> [Exercise] Write out all entries word for word.

> [Data provided]
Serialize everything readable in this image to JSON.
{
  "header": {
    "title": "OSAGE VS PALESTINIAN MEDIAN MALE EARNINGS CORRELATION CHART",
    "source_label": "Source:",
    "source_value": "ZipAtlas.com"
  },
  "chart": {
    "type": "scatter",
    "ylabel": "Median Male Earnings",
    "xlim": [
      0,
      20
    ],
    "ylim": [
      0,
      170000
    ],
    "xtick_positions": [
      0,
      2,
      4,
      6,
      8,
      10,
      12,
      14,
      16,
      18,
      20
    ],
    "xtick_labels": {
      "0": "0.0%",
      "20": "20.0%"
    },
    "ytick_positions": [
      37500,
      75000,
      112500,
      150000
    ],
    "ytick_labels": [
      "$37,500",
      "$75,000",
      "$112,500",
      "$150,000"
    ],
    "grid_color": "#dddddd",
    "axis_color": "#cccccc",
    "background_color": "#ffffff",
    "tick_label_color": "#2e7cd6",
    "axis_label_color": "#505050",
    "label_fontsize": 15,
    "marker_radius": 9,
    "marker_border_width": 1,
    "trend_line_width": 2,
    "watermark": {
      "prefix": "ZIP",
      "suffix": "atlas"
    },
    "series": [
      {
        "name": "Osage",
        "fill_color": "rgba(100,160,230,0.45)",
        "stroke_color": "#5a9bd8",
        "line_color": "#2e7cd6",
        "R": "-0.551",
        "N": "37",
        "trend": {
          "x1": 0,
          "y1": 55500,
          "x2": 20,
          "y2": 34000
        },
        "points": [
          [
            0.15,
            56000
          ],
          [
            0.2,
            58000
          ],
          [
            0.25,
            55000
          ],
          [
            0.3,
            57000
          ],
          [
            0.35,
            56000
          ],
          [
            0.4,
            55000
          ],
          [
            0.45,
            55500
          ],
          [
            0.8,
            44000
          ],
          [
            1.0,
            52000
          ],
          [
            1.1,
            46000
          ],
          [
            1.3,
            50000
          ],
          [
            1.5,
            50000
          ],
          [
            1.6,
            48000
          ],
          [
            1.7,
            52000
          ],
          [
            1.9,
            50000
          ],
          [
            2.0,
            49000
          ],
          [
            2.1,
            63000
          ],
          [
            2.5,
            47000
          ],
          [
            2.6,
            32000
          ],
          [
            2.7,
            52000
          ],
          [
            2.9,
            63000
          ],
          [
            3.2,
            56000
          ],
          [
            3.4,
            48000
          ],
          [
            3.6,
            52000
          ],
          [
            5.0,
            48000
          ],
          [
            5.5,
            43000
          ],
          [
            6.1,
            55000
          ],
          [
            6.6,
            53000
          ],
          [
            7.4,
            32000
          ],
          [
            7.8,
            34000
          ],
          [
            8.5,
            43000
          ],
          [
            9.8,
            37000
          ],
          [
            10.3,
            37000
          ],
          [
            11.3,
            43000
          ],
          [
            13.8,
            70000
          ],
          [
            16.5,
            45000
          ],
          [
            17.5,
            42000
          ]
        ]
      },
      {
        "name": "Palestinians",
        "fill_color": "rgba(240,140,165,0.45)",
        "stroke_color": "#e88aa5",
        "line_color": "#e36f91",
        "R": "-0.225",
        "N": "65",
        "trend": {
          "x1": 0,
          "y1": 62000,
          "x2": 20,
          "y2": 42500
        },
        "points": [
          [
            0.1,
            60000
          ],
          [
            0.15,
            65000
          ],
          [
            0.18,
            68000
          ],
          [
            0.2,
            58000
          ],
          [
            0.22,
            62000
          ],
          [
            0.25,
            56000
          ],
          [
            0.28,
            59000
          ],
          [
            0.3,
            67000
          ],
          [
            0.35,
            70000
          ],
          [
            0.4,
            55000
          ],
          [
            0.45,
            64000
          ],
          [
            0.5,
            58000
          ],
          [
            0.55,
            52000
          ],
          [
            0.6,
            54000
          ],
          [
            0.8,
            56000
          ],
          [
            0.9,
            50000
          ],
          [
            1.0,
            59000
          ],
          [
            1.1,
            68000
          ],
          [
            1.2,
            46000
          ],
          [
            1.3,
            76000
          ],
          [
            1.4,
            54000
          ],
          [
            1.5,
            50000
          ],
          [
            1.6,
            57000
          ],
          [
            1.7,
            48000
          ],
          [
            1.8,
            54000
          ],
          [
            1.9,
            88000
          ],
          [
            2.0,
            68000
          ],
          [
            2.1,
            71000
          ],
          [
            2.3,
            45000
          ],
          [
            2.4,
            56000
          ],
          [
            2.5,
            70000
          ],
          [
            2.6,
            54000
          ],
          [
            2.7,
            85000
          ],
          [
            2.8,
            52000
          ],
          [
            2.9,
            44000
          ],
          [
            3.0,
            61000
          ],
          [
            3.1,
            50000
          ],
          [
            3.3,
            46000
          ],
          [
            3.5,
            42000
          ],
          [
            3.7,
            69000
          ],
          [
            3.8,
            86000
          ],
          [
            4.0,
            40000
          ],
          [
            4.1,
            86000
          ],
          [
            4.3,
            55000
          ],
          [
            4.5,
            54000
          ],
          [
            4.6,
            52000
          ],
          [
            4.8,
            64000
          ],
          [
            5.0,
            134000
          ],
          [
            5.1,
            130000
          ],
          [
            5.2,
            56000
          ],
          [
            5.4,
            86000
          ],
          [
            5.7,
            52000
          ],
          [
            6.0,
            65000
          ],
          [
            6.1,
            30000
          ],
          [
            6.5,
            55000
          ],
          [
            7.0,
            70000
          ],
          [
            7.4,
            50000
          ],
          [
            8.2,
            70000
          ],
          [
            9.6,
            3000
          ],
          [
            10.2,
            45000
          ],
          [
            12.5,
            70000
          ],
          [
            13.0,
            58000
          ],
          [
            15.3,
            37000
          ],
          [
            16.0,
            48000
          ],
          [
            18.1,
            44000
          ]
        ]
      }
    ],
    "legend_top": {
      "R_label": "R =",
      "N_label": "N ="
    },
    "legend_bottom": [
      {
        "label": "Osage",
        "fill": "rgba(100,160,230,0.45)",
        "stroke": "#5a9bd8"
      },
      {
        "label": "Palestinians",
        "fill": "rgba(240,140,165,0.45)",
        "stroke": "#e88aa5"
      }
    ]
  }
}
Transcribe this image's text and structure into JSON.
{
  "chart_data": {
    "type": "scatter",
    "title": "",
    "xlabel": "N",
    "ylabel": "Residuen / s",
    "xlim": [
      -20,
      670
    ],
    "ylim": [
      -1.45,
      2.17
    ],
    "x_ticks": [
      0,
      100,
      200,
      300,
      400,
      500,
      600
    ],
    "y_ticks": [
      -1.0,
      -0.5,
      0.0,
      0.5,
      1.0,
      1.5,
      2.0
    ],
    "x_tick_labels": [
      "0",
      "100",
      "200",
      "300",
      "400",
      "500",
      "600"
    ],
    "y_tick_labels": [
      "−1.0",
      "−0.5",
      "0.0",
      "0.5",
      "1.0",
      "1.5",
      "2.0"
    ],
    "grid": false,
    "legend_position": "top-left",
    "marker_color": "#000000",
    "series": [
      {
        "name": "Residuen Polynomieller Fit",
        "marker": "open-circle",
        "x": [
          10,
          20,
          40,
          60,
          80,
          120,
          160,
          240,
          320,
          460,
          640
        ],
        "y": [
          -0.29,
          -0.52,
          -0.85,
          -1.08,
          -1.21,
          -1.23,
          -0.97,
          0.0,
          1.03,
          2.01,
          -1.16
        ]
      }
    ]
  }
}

> [Completed exercise]
Serialize everything readable in this image to JSON.
{
  "header": {
    "title": "OSAGE VS PALESTINIAN MEDIAN MALE EARNINGS CORRELATION CHART",
    "source_label": "Source:",
    "source_value": "ZipAtlas.com"
  },
  "chart": {
    "type": "scatter",
    "ylabel": "Median Male Earnings",
    "xlim": [
      0,
      20
    ],
    "ylim": [
      0,
      170000
    ],
    "xtick_positions": [
      0,
      2,
      4,
      6,
      8,
      10,
      12,
      14,
      16,
      18,
      20
    ],
    "xtick_labels": {
      "0": "0.0%",
      "20": "20.0%"
    },
    "ytick_positions": [
      37500,
      75000,
      112500,
      150000
    ],
    "ytick_labels": [
      "$37,500",
      "$75,000",
      "$112,500",
      "$150,000"
    ],
    "grid_color": "#dddddd",
    "axis_color": "#cccccc",
    "background_color": "#ffffff",
    "tick_label_color": "#2e7cd6",
    "axis_label_color": "#505050",
    "label_fontsize": 15,
    "marker_radius": 9,
    "marker_border_width": 1,
    "trend_line_width": 2,
    "watermark": {
      "prefix": "ZIP",
      "suffix": "atlas"
    },
    "series": [
      {
        "name": "Osage",
        "fill_color": "rgba(100,160,230,0.45)",
        "stroke_color": "#5a9bd8",
        "line_color": "#2e7cd6",
        "R": "-0.551",
        "N": "37",
        "trend": {
          "x1": 0,
          "y1": 55500,
          "x2": 20,
          "y2": 34000
        },
        "points": [
          [
            0.15,
            56000
          ],
          [
            0.2,
            58000
          ],
          [
            0.25,
            55000
          ],
          [
            0.3,
            57000
          ],
          [
            0.35,
            56000
          ],
          [
            0.4,
            55000
          ],
          [
            0.45,
            55500
          ],
          [
            0.8,
            44000
          ],
          [
            1.0,
            52000
          ],
          [
            1.1,
            46000
          ],
          [
            1.3,
            50000
          ],
          [
            1.5,
            50000
          ],
          [
            1.6,
            48000
          ],
          [
            1.7,
            52000
          ],
          [
            1.9,
            50000
          ],
          [
            2.0,
            49000
          ],
          [
            2.1,
            63000
          ],
          [
            2.5,
            47000
          ],
          [
            2.6,
            32000
          ],
          [
            2.7,
            52000
          ],
          [
            2.9,
            63000
          ],
          [
            3.2,
            56000
          ],
          [
            3.4,
            48000
          ],
          [
            3.6,
            52000
          ],
          [
            5.0,
            48000
          ],
          [
            5.5,
            43000
          ],
          [
            6.1,
            55000
          ],
          [
            6.6,
            53000
          ],
          [
            7.4,
            32000
          ],
          [
            7.8,
            34000
          ],
          [
            8.5,
            43000
          ],
          [
            9.8,
            37000
          ],
          [
            10.3,
            37000
          ],
          [
            11.3,
            43000
          ],
          [
            13.8,
            70000
          ],
          [
            16.5,
            45000
          ],
          [
            17.5,
            42000
          ]
        ]
      },
      {
        "name": "Palestinians",
        "fill_color": "rgba(240,140,165,0.45)",
        "stroke_color": "#e88aa5",
        "line_color": "#e36f91",
        "R": "-0.225",
        "N": "65",
        "trend": {
          "x1": 0,
          "y1": 62000,
          "x2": 20,
          "y2": 42500
        },
        "points": [
          [
            0.1,
            60000
          ],
          [
            0.15,
            65000
          ],
          [
            0.18,
            68000
          ],
          [
            0.2,
            58000
          ],
          [
            0.22,
            62000
          ],
          [
            0.25,
            56000
          ],
          [
            0.28,
            59000
          ],
          [
            0.3,
            67000
          ],
          [
            0.35,
            70000
          ],
          [
            0.4,
            55000
          ],
          [
            0.45,
            64000
          ],
          [
            0.5,
            58000
          ],
          [
            0.55,
            52000
          ],
          [
            0.6,
            54000
          ],
          [
            0.8,
            56000
          ],
          [
            0.9,
            50000
          ],
          [
            1.0,
            59000
          ],
          [
            1.1,
            68000
          ],
          [
            1.2,
            46000
          ],
          [
            1.3,
            76000
          ],
          [
            1.4,
            54000
          ],
          [
            1.5,
            50000
          ],
          [
            1.6,
            57000
          ],
          [
            1.7,
            48000
          ],
          [
            1.8,
            54000
          ],
          [
            1.9,
            88000
          ],
          [
            2.0,
            68000
          ],
          [
            2.1,
            71000
          ],
          [
            2.3,
            45000
          ],
          [
            2.4,
            56000
          ],
          [
            2.5,
            70000
          ],
          [
            2.6,
            54000
          ],
          [
            2.7,
            85000
          ],
          [
            2.8,
            52000
          ],
          [
            2.9,
            44000
          ],
          [
            3.0,
            61000
          ],
          [
            3.1,
            50000
          ],
          [
            3.3,
            46000
          ],
          [
            3.5,
            42000
          ],
          [
            3.7,
            69000
          ],
          [
            3.8,
            86000
          ],
          [
            4.0,
            40000
          ],
          [
            4.1,
            86000
          ],
          [
            4.3,
            55000
          ],
          [
            4.5,
            54000
          ],
          [
            4.6,
            52000
          ],
          [
            4.8,
            64000
          ],
          [
            5.0,
            134000
          ],
          [
            5.1,
            130000
          ],
          [
            5.2,
            56000
          ],
          [
            5.4,
            86000
          ],
          [
            5.7,
            52000
          ],
          [
            6.0,
            65000
          ],
          [
            6.1,
            30000
          ],
          [
            6.5,
            55000
          ],
          [
            7.0,
            70000
          ],
          [
            7.4,
            50000
          ],
          [
            8.2,
            70000
          ],
          [
            9.6,
            3000
          ],
          [
            10.2,
            45000
          ],
          [
            12.5,
            70000
          ],
          [
            13.0,
            58000
          ],
          [
            15.3,
            37000
          ],
          [
            16.0,
            48000
          ],
          [
            18.1,
            44000
          ]
        ]
      }
    ],
    "legend_top": {
      "R_label": "R =",
      "N_label": "N ="
    },
    "legend_bottom": [
      {
        "label": "Osage",
        "fill": "rgba(100,160,230,0.45)",
        "stroke": "#5a9bd8"
      },
      {
        "label": "Palestinians",
        "fill": "rgba(240,140,165,0.45)",
        "stroke": "#e88aa5"
      }
    ]
  }
}
Transcribe this image's text and structure into JSON.
{
  "chart_data": {
    "type": "scatter",
    "title": "",
    "xlabel": "N",
    "ylabel": "Residuen / s",
    "xlim": [
      -20,
      670
    ],
    "ylim": [
      -1.45,
      2.17
    ],
    "x_ticks": [
      0,
      100,
      200,
      300,
      400,
      500,
      600
    ],
    "y_ticks": [
      -1.0,
      -0.5,
      0.0,
      0.5,
      1.0,
      1.5,
      2.0
    ],
    "x_tick_labels": [
      "0",
      "100",
      "200",
      "300",
      "400",
      "500",
      "600"
    ],
    "y_tick_labels": [
      "−1.0",
      "−0.5",
      "0.0",
      "0.5",
      "1.0",
      "1.5",
      "2.0"
    ],
    "grid": false,
    "legend_position": "top-left",
    "marker_color": "#000000",
    "series": [
      {
        "name": "Residuen Polynomieller Fit",
        "marker": "open-circle",
        "x": [
          10,
          20,
          40,
          60,
          80,
          120,
          160,
          240,
          320,
          460,
          640
        ],
        "y": [
          -0.29,
          -0.52,
          -0.85,
          -1.08,
          -1.21,
          -1.23,
          -0.97,
          0.0,
          1.03,
          2.01,
          -1.16
        ]
      }
    ]
  }
}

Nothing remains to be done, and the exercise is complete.